## [AIM]
Copy each line with the word "department" in it.

## [DATASET EXCERPTS]

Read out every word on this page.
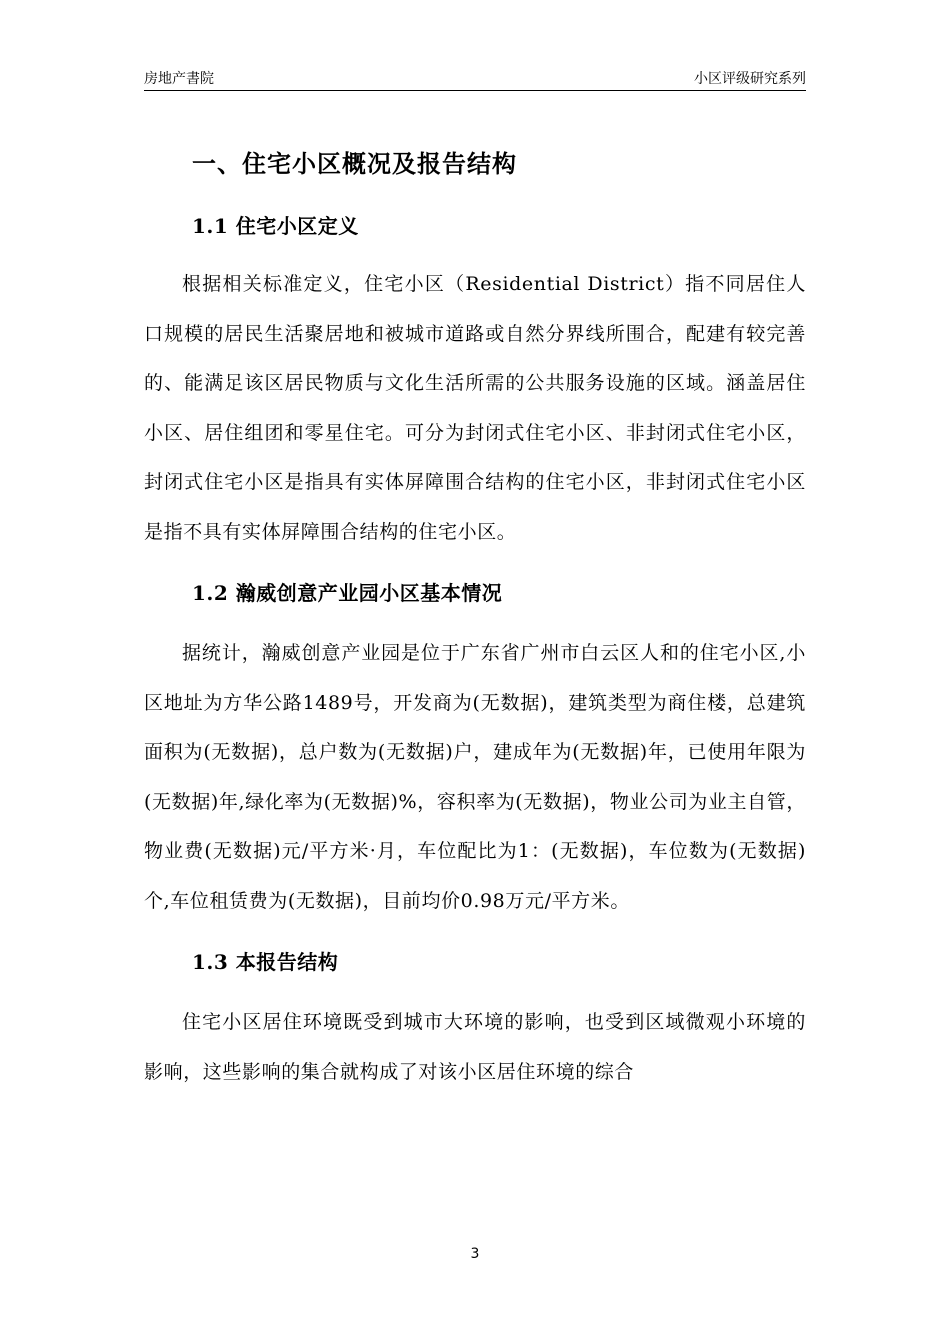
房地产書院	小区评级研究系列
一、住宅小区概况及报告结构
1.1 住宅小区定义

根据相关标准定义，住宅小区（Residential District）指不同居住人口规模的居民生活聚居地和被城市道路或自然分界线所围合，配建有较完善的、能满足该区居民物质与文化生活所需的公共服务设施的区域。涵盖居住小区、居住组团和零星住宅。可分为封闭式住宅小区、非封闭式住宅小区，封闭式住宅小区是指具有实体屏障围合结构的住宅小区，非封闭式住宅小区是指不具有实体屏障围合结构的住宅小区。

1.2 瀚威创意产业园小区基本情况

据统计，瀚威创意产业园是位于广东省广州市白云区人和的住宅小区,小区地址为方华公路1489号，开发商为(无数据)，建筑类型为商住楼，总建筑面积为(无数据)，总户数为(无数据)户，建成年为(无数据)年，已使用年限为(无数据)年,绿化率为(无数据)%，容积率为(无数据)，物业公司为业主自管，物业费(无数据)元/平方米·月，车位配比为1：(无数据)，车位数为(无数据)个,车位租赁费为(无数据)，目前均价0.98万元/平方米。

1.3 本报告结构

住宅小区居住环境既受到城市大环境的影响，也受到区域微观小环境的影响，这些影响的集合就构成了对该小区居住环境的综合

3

==

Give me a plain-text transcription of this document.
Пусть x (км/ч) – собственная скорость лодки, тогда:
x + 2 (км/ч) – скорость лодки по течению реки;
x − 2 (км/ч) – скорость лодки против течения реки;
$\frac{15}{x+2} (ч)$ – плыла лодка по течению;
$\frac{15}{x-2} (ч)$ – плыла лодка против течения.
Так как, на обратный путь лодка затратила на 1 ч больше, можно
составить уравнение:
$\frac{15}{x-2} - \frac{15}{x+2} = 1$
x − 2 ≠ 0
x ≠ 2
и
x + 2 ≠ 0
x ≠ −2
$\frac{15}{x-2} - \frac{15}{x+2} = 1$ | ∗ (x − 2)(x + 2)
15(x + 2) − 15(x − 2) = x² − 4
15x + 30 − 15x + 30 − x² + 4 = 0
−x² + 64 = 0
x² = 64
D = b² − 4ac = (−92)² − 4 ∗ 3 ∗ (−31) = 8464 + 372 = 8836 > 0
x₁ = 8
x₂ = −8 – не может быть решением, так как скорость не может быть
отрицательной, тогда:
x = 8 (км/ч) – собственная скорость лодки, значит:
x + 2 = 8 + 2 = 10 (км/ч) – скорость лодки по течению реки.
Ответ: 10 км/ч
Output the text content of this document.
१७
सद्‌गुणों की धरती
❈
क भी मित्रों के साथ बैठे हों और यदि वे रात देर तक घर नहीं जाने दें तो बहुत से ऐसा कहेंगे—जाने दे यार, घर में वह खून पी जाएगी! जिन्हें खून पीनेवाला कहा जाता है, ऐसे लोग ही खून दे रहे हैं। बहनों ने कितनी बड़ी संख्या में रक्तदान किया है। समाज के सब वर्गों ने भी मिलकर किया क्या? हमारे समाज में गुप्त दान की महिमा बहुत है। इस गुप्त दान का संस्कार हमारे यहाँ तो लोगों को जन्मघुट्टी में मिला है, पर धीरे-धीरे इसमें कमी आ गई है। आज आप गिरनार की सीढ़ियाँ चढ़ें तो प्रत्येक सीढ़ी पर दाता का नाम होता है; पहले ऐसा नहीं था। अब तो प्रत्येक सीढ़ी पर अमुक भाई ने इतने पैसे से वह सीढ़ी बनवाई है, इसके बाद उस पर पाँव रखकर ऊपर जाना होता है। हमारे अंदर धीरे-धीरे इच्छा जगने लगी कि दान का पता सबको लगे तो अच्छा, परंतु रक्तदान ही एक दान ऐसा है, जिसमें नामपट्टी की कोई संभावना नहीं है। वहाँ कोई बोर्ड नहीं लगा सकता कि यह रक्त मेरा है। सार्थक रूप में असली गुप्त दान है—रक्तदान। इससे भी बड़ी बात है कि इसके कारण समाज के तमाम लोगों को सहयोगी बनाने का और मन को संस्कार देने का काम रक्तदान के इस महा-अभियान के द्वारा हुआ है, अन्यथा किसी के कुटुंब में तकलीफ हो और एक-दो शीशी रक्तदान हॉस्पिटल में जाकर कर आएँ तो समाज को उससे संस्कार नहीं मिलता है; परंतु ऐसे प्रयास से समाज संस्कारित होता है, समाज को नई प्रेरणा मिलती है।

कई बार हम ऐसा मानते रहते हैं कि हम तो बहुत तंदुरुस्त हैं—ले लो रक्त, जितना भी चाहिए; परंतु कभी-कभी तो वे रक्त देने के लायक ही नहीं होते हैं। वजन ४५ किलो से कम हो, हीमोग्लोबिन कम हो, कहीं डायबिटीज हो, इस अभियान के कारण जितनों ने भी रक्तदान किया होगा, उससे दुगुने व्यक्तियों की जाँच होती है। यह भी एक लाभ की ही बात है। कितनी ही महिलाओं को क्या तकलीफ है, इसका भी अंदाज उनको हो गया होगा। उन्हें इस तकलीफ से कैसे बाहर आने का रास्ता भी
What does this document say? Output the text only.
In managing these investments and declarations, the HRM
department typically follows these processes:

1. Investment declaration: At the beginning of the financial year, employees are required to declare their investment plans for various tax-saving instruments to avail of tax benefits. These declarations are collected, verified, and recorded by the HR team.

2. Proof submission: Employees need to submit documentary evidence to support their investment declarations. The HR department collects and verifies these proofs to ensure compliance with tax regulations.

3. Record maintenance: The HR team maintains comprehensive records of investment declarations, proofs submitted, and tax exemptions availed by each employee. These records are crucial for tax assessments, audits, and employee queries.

## [RESPONSE]
department typically follows these processes:
2. Proof submission: Employees need to submit documentary evidence to support their investment declarations. The HR department collects and verifies these proofs to ensure compliance with tax regulations.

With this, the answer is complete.